*** Input rows ***

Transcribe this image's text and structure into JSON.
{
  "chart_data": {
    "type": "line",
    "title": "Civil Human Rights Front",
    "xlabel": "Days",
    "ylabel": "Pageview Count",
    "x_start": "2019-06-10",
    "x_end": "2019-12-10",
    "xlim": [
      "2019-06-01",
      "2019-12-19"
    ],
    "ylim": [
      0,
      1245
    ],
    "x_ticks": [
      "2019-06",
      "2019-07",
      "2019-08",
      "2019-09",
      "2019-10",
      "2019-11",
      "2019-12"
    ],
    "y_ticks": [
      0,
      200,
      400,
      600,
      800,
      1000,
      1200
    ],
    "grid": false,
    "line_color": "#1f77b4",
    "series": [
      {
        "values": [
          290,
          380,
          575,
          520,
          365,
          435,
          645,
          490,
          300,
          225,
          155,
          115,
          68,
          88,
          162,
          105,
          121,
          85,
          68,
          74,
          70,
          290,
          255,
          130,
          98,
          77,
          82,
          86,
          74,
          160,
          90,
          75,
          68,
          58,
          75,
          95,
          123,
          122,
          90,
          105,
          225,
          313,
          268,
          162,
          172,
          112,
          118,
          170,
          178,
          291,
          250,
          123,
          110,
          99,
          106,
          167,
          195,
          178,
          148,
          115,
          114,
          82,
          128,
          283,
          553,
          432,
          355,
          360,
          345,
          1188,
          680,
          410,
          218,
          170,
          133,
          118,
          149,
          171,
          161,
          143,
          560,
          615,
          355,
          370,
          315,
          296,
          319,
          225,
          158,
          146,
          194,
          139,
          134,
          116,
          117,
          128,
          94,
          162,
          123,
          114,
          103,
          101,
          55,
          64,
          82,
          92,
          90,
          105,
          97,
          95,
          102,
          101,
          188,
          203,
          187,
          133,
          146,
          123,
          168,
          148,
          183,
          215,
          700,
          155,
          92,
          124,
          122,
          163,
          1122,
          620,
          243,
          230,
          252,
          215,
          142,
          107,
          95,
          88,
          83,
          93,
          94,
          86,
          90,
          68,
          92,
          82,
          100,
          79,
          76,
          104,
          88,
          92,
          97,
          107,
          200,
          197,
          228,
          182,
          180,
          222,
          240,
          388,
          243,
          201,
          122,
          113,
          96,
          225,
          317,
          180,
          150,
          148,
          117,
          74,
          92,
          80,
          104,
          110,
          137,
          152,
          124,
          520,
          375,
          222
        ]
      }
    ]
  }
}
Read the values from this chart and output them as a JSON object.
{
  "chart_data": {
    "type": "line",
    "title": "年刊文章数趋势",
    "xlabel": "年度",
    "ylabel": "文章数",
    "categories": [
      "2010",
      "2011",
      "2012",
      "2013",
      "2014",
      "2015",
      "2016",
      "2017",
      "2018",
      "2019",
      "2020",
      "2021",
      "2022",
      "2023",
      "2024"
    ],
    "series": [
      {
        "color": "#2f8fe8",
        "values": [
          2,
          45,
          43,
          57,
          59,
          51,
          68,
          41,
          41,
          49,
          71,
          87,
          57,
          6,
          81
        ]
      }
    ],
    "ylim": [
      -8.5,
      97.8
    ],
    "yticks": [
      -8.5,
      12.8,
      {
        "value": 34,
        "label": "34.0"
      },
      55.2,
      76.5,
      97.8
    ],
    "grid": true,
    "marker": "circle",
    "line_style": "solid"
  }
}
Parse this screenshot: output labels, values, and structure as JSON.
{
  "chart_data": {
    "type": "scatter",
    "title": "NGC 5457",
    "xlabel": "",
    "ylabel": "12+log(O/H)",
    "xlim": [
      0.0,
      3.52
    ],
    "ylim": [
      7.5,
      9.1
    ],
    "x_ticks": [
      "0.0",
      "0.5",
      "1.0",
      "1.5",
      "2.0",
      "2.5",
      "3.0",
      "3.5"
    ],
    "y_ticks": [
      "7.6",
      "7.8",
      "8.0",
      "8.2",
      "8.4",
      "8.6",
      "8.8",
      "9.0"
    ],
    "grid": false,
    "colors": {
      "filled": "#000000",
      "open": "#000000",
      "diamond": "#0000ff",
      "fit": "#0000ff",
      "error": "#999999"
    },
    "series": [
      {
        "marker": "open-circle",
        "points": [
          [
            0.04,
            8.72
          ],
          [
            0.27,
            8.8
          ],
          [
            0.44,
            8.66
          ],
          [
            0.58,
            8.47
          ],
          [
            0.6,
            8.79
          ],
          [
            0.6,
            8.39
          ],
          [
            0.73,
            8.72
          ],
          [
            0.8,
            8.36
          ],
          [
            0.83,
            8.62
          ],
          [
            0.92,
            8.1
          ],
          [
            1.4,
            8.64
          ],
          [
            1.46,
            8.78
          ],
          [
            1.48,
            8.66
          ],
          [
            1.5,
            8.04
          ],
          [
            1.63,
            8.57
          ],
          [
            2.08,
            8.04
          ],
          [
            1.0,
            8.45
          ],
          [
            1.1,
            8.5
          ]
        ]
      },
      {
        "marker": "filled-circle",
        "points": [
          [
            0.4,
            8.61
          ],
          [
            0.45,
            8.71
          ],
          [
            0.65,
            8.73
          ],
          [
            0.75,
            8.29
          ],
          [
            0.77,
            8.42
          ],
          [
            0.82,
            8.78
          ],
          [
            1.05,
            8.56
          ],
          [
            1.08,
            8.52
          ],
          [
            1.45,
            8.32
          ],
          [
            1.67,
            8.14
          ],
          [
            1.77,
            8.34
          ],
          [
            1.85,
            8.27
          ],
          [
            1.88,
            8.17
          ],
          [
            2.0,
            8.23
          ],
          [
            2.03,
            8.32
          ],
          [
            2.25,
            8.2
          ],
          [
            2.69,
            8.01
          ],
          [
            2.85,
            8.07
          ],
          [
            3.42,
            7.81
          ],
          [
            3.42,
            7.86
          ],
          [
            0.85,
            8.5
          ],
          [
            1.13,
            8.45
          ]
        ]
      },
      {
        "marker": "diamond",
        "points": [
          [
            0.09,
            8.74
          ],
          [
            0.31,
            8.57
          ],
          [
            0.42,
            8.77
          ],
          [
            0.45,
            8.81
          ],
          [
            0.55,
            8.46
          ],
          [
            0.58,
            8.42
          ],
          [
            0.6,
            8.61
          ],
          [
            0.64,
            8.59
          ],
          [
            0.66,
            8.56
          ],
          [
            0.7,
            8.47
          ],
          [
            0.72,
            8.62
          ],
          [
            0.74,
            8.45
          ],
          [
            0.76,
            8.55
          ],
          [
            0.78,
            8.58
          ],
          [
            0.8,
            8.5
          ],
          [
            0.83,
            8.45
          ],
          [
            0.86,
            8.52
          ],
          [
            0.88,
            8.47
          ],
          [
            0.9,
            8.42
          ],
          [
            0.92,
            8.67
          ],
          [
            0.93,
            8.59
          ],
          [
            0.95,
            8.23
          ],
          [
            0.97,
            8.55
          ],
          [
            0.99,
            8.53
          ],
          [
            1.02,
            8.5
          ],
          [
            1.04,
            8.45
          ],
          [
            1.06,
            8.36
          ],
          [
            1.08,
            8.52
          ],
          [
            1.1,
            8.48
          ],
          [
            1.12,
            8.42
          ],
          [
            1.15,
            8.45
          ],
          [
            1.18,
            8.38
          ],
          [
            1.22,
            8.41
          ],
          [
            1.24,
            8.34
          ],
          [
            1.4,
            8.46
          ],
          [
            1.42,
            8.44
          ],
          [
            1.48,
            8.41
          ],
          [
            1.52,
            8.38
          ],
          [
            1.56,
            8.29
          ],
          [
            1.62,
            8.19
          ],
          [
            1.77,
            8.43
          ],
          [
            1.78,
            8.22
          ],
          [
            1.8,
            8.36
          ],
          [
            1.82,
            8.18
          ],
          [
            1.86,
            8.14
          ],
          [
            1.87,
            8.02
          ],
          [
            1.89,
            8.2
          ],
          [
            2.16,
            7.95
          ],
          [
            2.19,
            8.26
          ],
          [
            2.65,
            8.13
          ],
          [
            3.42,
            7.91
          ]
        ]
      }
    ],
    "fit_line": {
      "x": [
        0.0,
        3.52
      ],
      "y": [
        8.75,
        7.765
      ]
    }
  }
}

***

Direction
Read through the entries and copy every line that includes "circle".

Written reply
    "marker": "circle",
        "marker": "open-circle",
        "marker": "filled-circle",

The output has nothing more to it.